## Exercise task
Locate the string "logiciel" in the records below. Copy every line where it occurs.

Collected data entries
□ □ □ □ □

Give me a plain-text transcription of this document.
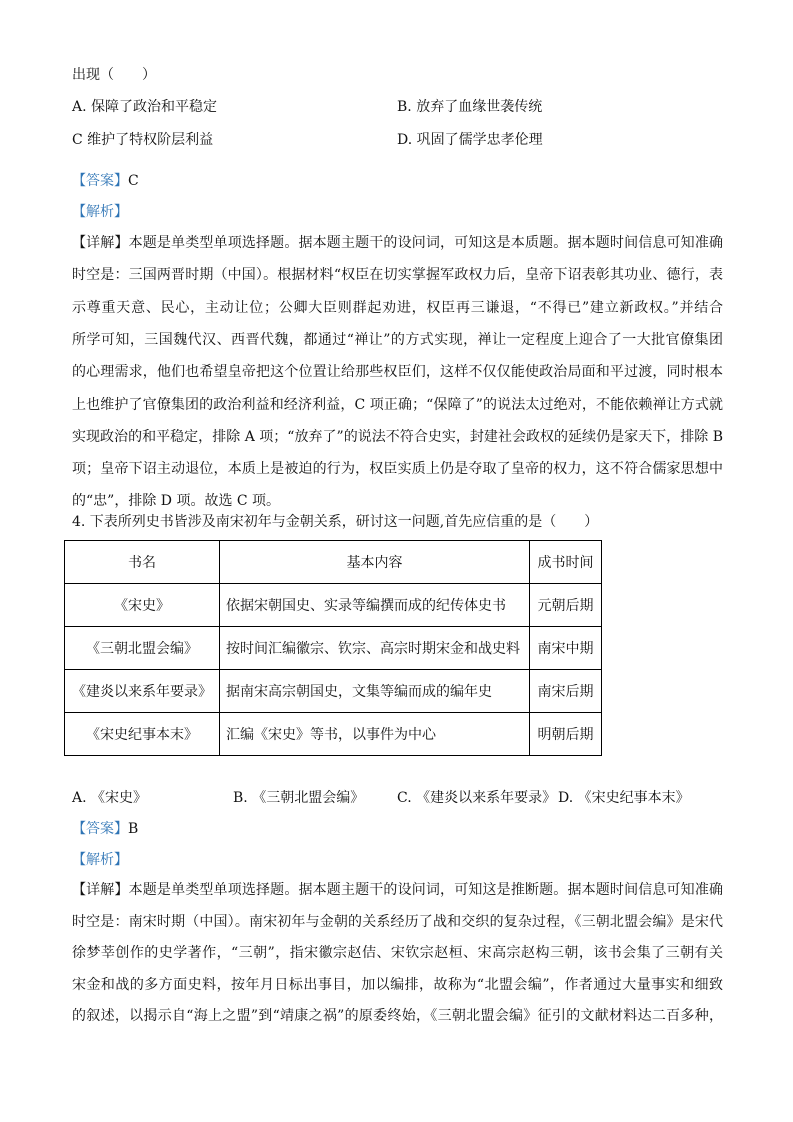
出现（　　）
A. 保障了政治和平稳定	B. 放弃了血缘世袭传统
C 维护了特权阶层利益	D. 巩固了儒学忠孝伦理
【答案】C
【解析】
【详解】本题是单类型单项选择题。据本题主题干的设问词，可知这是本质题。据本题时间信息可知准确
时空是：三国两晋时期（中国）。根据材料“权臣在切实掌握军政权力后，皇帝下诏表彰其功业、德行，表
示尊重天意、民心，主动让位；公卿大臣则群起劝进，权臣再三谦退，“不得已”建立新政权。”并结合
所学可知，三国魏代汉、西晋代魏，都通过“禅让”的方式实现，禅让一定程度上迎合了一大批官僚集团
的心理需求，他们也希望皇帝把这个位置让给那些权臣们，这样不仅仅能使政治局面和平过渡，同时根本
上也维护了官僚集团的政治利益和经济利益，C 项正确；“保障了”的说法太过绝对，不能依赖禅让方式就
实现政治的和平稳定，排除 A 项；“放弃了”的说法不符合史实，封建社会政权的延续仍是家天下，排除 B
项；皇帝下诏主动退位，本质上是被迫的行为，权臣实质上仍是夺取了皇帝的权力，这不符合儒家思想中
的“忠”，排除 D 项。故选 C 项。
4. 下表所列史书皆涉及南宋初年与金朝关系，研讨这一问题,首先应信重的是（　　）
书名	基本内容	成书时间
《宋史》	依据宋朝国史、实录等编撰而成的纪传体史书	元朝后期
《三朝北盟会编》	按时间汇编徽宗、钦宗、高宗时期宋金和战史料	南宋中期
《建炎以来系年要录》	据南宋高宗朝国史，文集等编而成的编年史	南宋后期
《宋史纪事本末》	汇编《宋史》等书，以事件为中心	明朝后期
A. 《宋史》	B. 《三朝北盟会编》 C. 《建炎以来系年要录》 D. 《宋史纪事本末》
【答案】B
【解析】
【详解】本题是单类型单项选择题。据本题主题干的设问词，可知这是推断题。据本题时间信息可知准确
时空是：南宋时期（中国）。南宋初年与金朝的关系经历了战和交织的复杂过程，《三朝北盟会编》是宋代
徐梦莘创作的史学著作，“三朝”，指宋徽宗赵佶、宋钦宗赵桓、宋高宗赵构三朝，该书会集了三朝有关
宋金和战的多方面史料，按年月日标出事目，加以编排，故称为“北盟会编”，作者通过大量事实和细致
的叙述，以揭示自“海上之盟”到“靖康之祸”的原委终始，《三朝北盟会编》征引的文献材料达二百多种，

□ □ □ □ □

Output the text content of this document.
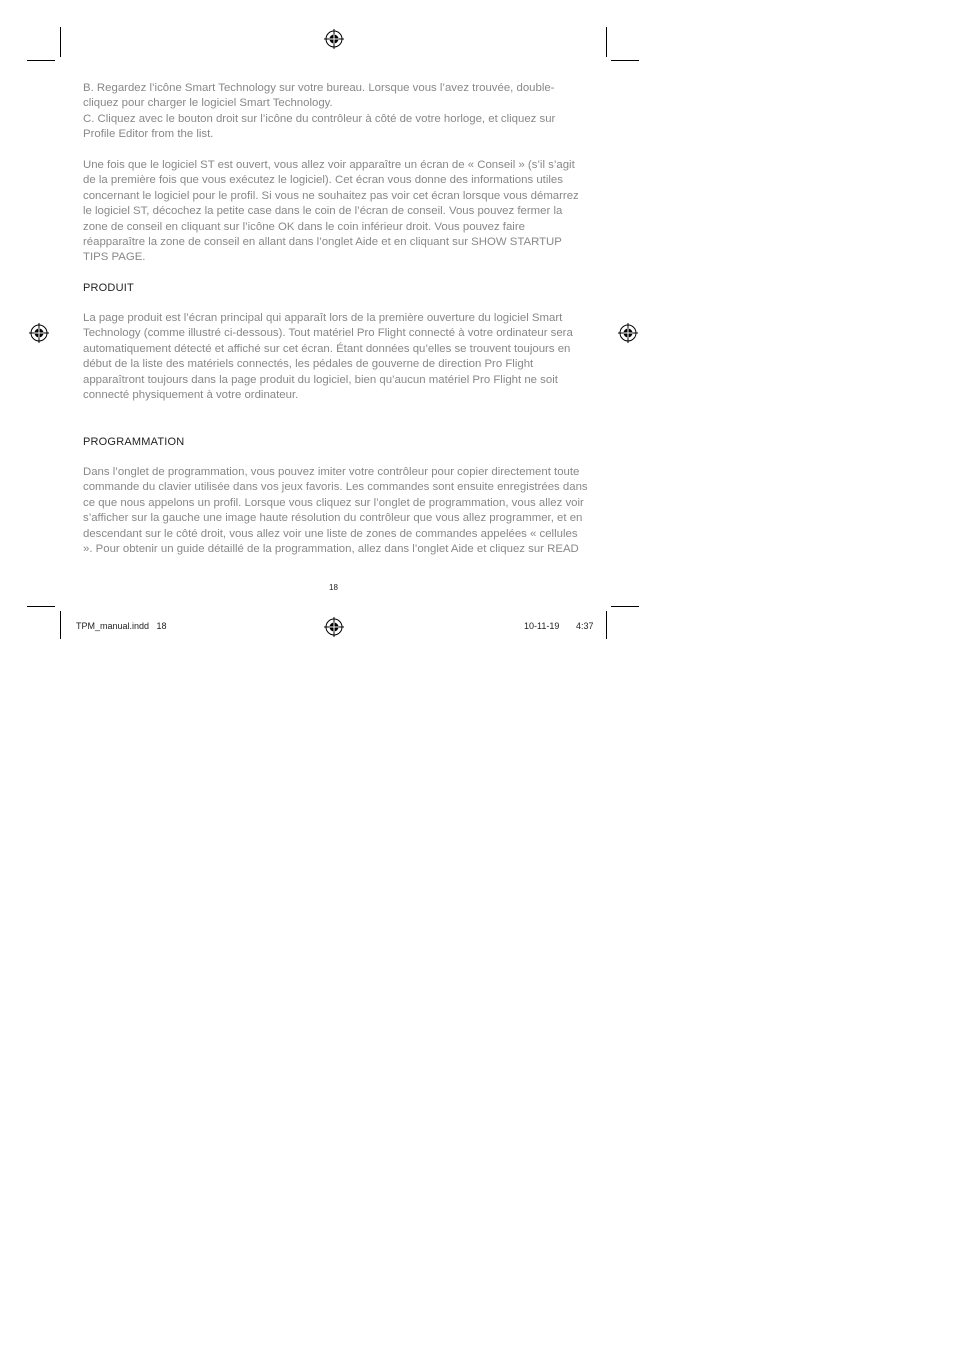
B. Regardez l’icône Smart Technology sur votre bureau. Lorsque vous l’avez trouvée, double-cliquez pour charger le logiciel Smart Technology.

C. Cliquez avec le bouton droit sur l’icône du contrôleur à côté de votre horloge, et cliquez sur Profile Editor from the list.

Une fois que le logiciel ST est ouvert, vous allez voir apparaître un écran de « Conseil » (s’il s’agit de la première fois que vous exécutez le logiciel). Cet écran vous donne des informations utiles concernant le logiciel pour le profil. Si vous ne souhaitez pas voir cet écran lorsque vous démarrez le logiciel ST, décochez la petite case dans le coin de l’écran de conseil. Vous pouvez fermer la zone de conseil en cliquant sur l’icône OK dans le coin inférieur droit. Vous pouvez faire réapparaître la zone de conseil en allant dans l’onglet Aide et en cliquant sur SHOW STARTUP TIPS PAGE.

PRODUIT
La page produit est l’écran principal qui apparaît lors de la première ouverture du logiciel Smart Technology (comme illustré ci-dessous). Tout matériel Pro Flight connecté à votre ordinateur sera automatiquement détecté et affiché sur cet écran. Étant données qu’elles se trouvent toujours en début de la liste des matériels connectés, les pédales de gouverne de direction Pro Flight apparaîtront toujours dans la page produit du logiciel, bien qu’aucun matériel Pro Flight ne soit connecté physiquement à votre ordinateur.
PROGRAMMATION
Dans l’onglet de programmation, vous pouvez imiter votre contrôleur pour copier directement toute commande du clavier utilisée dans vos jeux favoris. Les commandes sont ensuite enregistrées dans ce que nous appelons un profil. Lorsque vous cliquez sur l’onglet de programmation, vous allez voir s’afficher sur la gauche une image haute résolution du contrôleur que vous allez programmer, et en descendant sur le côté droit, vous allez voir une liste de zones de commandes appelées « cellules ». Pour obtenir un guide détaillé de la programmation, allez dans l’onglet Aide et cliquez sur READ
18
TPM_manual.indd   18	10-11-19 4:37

□ □ □ □ □

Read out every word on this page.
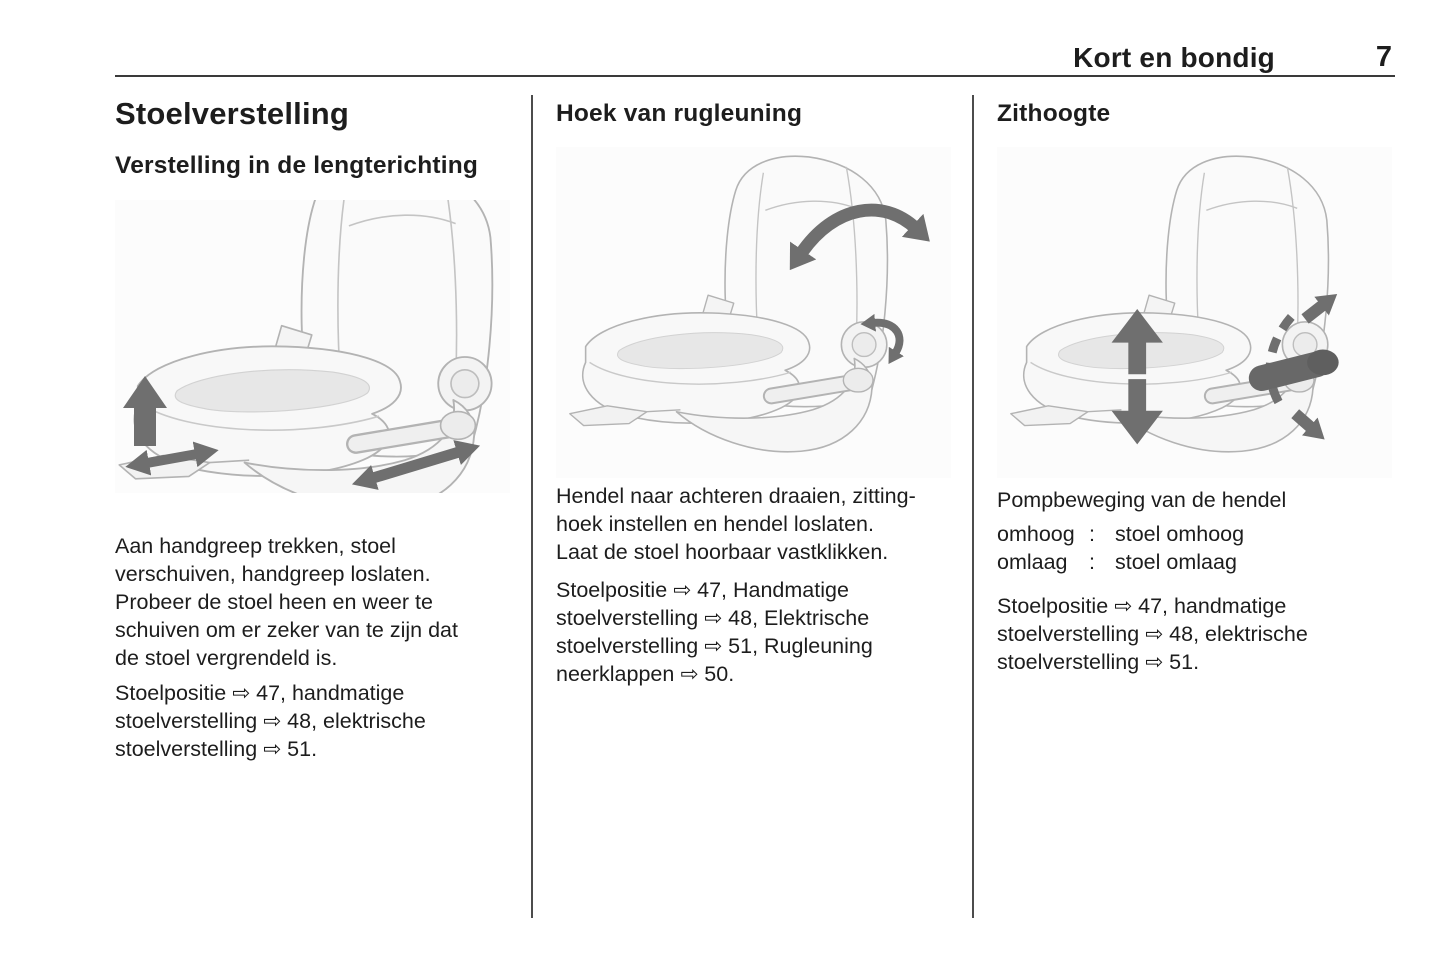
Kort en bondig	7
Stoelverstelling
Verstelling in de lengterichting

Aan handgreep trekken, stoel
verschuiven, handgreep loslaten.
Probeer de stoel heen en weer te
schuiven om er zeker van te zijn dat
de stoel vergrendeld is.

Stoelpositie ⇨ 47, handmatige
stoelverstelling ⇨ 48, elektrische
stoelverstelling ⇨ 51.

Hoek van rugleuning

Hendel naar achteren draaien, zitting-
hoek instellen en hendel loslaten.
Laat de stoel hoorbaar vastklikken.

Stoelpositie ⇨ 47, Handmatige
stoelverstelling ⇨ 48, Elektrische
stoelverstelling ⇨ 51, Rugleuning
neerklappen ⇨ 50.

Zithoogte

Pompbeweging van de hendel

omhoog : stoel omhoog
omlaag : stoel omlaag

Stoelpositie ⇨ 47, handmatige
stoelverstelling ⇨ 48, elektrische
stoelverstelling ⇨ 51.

□ □ □ □ □

## Output for this task
B. Regardez l’icône Smart Technology sur votre bureau. Lorsque vous l’avez trouvée, double-cliquez pour charger le logiciel Smart Technology.
Une fois que le logiciel ST est ouvert, vous allez voir apparaître un écran de « Conseil » (s’il s’agit de la première fois que vous exécutez le logiciel). Cet écran vous donne des informations utiles concernant le logiciel pour le profil. Si vous ne souhaitez pas voir cet écran lorsque vous démarrez le logiciel ST, décochez la petite case dans le coin de l’écran de conseil. Vous pouvez fermer la zone de conseil en cliquant sur l’icône OK dans le coin inférieur droit. Vous pouvez faire réapparaître la zone de conseil en allant dans l’onglet Aide et en cliquant sur SHOW STARTUP TIPS PAGE.
La page produit est l’écran principal qui apparaît lors de la première ouverture du logiciel Smart Technology (comme illustré ci-dessous). Tout matériel Pro Flight connecté à votre ordinateur sera automatiquement détecté et affiché sur cet écran. Étant données qu’elles se trouvent toujours en début de la liste des matériels connectés, les pédales de gouverne de direction Pro Flight apparaîtront toujours dans la page produit du logiciel, bien qu’aucun matériel Pro Flight ne soit connecté physiquement à votre ordinateur.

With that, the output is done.